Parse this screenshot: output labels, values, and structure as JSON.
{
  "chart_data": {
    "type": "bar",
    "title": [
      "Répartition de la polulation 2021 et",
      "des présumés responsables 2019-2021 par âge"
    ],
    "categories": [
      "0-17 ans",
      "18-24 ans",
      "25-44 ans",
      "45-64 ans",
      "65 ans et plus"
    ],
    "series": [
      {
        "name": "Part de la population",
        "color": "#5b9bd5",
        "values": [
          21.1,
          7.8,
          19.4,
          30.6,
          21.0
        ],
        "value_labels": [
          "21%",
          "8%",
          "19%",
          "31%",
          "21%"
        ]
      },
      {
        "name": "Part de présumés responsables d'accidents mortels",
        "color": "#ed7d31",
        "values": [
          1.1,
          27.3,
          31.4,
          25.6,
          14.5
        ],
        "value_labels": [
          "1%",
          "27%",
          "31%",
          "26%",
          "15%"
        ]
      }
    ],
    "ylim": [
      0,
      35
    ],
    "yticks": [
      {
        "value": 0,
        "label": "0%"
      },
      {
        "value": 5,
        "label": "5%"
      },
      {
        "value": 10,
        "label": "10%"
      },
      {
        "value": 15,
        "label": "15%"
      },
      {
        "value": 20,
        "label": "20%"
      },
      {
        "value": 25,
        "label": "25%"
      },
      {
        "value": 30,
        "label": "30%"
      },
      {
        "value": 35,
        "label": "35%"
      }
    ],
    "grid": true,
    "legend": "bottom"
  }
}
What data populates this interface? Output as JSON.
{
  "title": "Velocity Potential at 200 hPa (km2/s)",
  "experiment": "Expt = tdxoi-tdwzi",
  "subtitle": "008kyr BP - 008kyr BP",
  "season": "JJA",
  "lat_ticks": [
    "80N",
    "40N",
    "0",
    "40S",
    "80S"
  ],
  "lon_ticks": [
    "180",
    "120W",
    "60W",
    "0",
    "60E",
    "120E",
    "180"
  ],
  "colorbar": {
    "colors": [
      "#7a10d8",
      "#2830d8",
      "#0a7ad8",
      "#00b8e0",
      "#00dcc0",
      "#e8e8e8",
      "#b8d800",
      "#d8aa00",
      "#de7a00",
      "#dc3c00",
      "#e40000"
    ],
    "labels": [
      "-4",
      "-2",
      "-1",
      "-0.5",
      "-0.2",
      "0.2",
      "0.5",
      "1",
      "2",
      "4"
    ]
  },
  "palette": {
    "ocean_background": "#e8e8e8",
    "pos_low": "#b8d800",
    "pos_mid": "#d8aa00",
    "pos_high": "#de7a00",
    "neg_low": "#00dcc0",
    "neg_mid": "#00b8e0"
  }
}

+---+

§ Instruction:
Pick out every line holding the string "name" and return it.

§ Expected answer:
        "name": "Part de la population",
        "name": "Part de présumés responsables d'accidents mortels",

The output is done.